[Figure dataset records]

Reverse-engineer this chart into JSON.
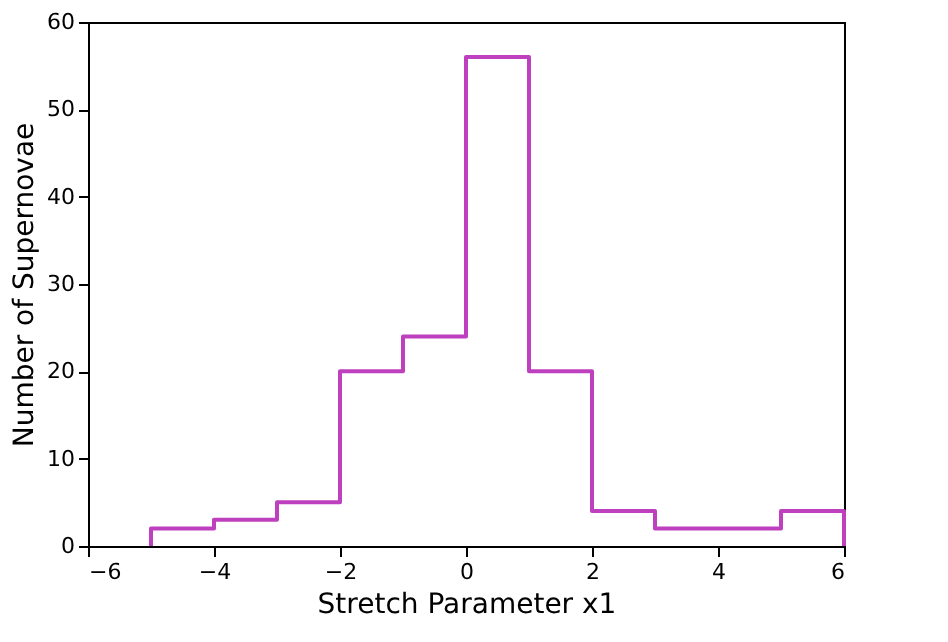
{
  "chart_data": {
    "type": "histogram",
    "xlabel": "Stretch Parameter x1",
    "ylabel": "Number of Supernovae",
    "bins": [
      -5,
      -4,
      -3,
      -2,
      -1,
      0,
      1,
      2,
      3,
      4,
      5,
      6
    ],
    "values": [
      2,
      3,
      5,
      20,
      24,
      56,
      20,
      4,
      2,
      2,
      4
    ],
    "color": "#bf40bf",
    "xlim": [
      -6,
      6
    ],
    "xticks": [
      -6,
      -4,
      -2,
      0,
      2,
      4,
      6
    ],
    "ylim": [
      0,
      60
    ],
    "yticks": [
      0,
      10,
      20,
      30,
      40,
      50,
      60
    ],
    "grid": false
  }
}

...

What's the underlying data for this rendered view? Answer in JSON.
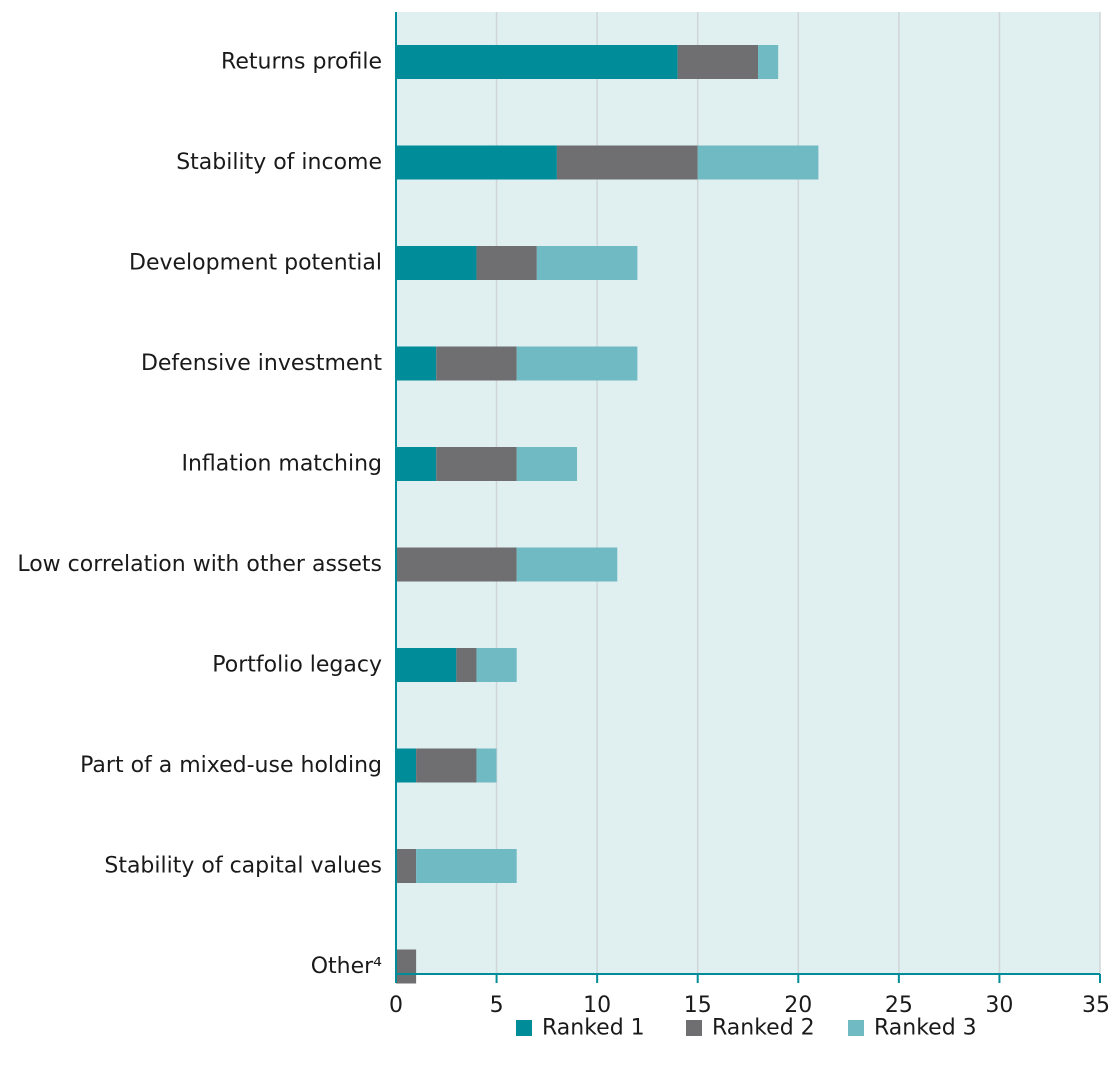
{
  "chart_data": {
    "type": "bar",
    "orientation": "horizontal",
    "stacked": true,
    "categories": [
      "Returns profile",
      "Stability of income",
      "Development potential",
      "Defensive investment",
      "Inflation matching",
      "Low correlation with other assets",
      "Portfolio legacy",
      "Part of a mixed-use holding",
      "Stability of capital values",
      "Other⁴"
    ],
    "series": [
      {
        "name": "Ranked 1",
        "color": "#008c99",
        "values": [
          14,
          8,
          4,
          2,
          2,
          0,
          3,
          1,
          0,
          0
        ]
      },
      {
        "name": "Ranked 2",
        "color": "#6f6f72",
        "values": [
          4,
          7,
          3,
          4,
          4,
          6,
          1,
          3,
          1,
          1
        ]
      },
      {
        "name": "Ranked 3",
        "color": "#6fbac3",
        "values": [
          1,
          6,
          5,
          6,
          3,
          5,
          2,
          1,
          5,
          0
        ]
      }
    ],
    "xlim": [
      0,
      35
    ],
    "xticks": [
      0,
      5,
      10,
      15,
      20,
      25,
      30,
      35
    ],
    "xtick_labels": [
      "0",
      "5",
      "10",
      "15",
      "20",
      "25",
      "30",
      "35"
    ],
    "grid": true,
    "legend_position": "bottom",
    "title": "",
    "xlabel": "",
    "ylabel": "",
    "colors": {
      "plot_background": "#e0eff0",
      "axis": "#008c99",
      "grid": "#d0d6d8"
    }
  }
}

WHAT IS NEEDED: From the data above, gather every line that includes the word "Stability".

ANSWER FOR THIS EXERCISE:
      "Stability of income",
      "Stability of capital values",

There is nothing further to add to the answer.